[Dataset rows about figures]
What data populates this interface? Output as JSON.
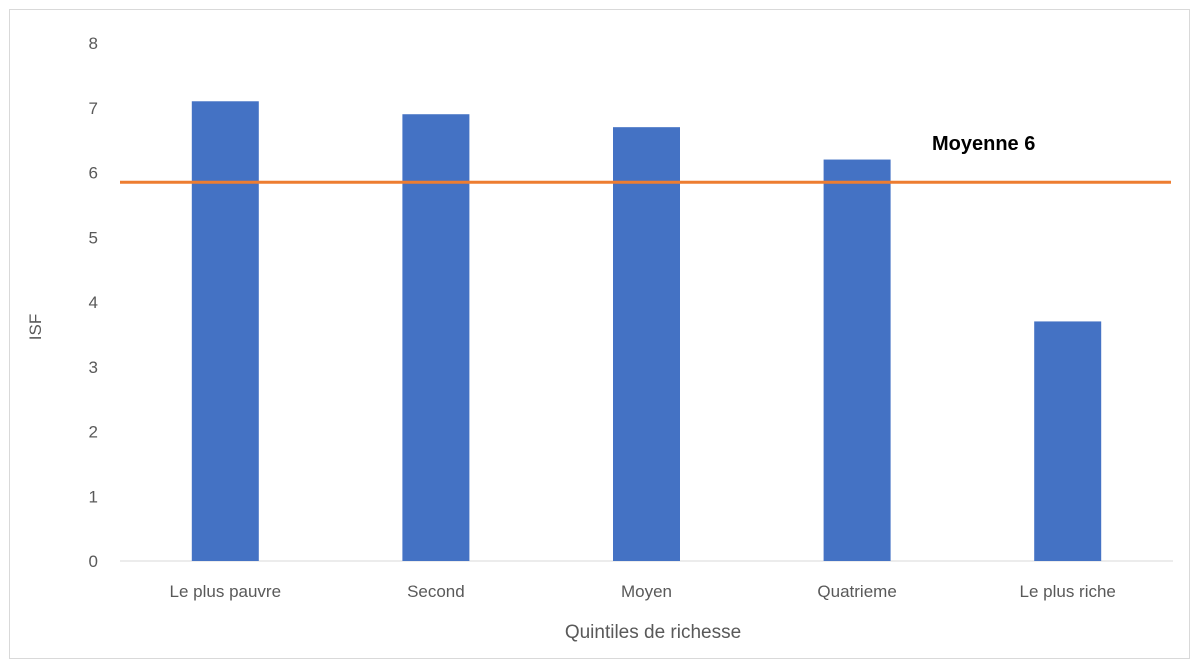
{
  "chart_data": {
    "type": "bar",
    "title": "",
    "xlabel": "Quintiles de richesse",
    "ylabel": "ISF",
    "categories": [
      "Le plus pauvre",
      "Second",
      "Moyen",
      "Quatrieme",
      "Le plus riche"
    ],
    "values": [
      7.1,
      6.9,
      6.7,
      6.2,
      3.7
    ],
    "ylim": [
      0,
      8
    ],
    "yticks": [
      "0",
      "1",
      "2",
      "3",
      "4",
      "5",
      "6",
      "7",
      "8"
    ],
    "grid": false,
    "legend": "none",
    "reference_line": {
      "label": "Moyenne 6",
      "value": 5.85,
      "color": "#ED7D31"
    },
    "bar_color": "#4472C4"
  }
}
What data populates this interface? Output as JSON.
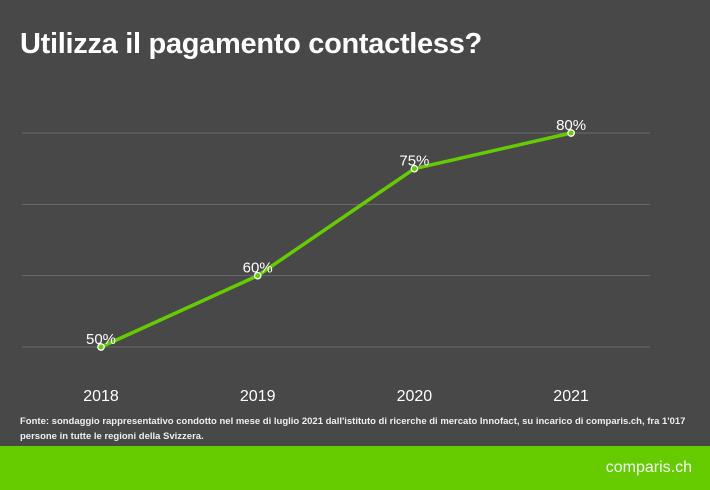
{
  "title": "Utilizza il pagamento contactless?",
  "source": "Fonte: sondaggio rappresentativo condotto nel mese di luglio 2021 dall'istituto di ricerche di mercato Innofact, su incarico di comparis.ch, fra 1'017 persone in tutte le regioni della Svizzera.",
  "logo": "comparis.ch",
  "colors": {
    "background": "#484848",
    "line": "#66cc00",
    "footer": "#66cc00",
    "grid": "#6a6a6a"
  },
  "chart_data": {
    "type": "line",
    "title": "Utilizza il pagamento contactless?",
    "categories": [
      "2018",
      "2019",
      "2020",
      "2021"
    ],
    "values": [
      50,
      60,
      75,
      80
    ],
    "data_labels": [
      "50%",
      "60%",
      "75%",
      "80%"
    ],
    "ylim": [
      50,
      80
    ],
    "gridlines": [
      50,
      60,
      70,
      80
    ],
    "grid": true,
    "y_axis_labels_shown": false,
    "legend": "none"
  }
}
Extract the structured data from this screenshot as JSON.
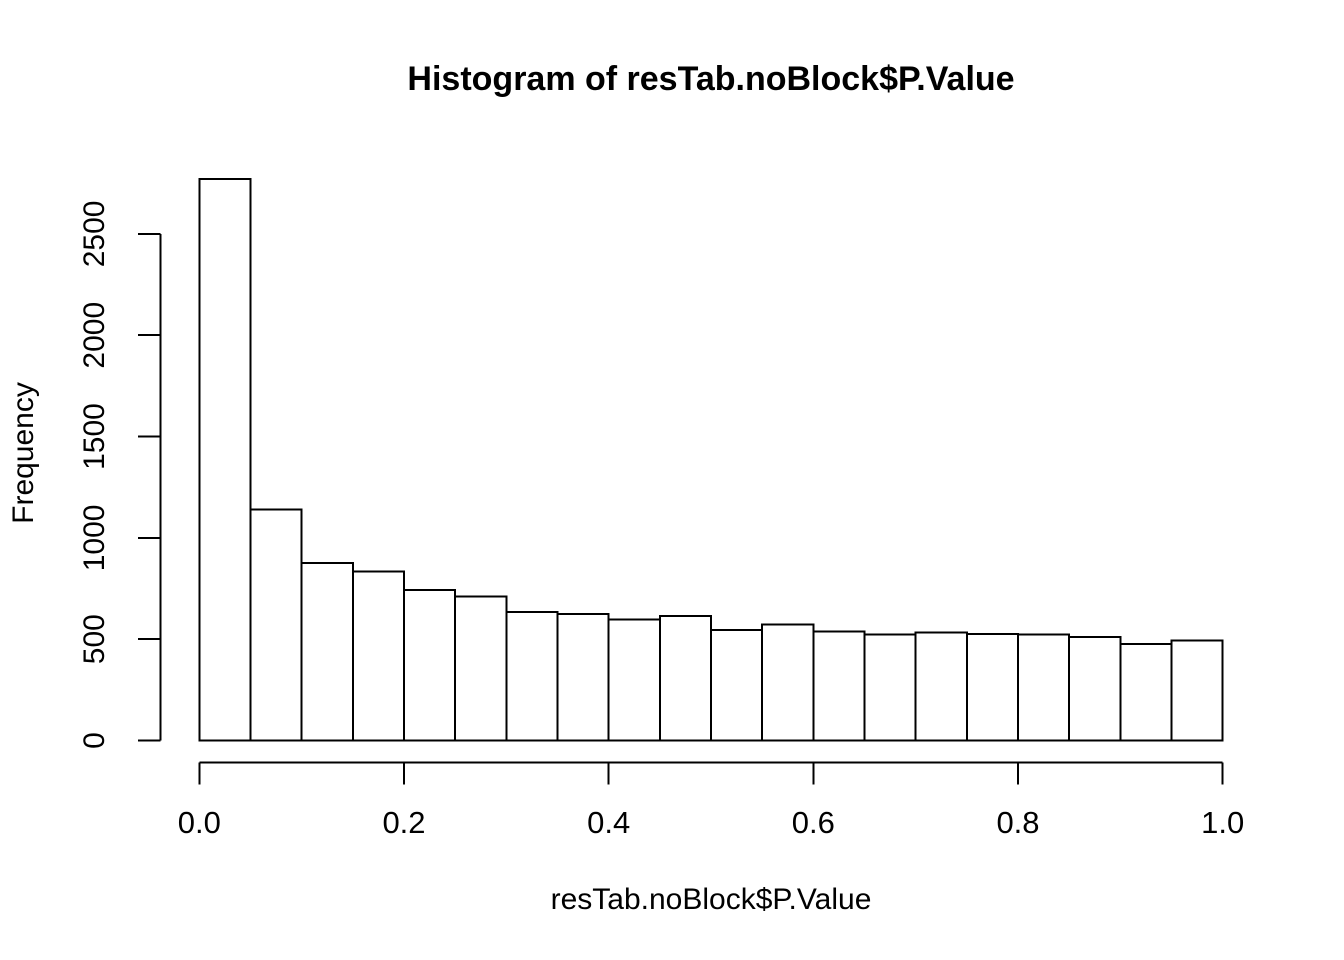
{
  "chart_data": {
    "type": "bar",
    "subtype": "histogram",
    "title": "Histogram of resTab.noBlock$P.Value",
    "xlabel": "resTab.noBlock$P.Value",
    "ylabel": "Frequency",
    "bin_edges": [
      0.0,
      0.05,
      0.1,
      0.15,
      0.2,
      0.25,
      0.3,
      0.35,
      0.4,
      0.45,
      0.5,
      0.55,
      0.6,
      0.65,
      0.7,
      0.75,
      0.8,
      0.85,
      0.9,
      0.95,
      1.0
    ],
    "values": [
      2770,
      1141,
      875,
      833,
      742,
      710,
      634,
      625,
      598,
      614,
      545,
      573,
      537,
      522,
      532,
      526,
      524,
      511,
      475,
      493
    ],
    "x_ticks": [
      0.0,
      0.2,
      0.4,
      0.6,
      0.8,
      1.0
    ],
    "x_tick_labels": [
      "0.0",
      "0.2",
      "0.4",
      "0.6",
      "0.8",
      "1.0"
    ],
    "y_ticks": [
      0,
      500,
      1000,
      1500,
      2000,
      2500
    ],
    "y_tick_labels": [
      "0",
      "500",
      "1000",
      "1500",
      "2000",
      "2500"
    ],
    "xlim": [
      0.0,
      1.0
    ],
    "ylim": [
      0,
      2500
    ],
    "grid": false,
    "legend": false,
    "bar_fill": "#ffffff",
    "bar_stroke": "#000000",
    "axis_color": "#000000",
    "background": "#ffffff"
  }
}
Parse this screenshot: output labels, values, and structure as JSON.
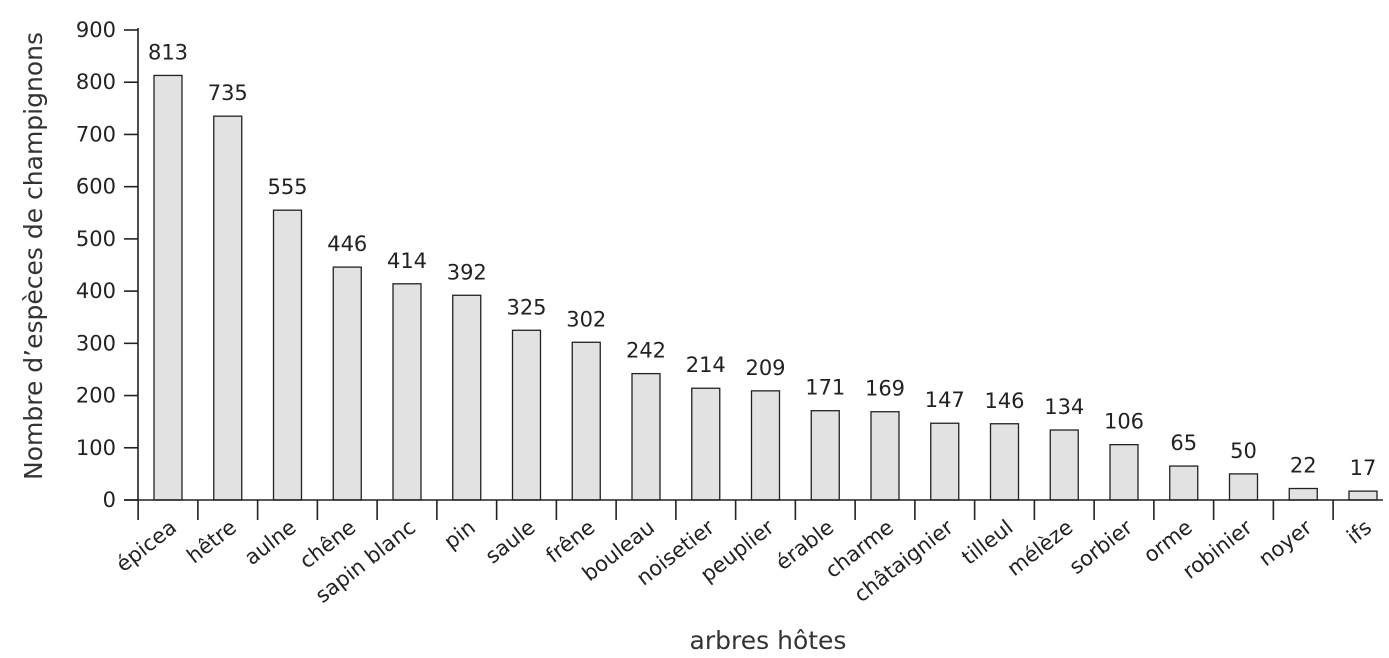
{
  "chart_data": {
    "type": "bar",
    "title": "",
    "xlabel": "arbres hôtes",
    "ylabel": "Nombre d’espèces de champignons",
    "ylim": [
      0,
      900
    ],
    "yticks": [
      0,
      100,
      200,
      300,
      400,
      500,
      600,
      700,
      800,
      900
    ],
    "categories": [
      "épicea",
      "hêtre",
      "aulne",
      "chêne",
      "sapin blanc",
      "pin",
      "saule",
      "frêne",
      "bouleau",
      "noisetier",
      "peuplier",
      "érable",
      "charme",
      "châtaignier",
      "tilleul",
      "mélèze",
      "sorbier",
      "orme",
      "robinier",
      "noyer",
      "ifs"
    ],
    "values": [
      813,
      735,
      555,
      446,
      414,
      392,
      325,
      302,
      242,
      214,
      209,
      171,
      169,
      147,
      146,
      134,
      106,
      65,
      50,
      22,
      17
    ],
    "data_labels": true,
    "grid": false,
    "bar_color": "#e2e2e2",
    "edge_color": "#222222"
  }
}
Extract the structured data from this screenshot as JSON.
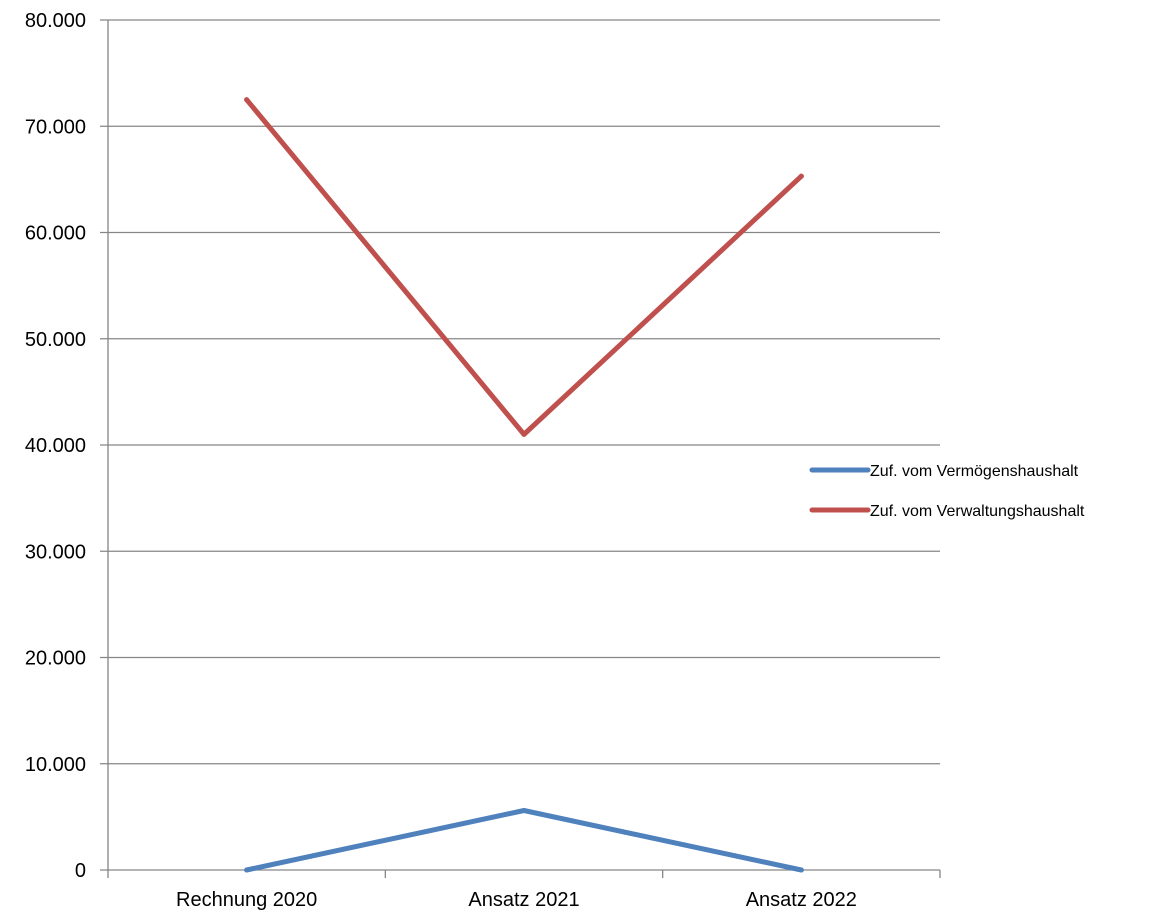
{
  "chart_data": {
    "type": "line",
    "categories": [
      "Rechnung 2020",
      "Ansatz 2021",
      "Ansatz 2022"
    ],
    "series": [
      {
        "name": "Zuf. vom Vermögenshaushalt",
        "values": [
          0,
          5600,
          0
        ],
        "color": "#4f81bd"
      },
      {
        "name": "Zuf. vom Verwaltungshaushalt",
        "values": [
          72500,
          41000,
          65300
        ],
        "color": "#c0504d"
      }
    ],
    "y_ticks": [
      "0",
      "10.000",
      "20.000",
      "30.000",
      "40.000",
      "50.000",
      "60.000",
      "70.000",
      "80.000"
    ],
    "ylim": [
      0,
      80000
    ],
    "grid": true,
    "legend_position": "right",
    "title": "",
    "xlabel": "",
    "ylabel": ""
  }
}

▶ What is required:
Note each line of the entries that has "resTab" in it, and copy those lines.

▶ Finished task:
    "title": "Histogram of resTab.noBlock$P.Value",
    "xlabel": "resTab.noBlock$P.Value",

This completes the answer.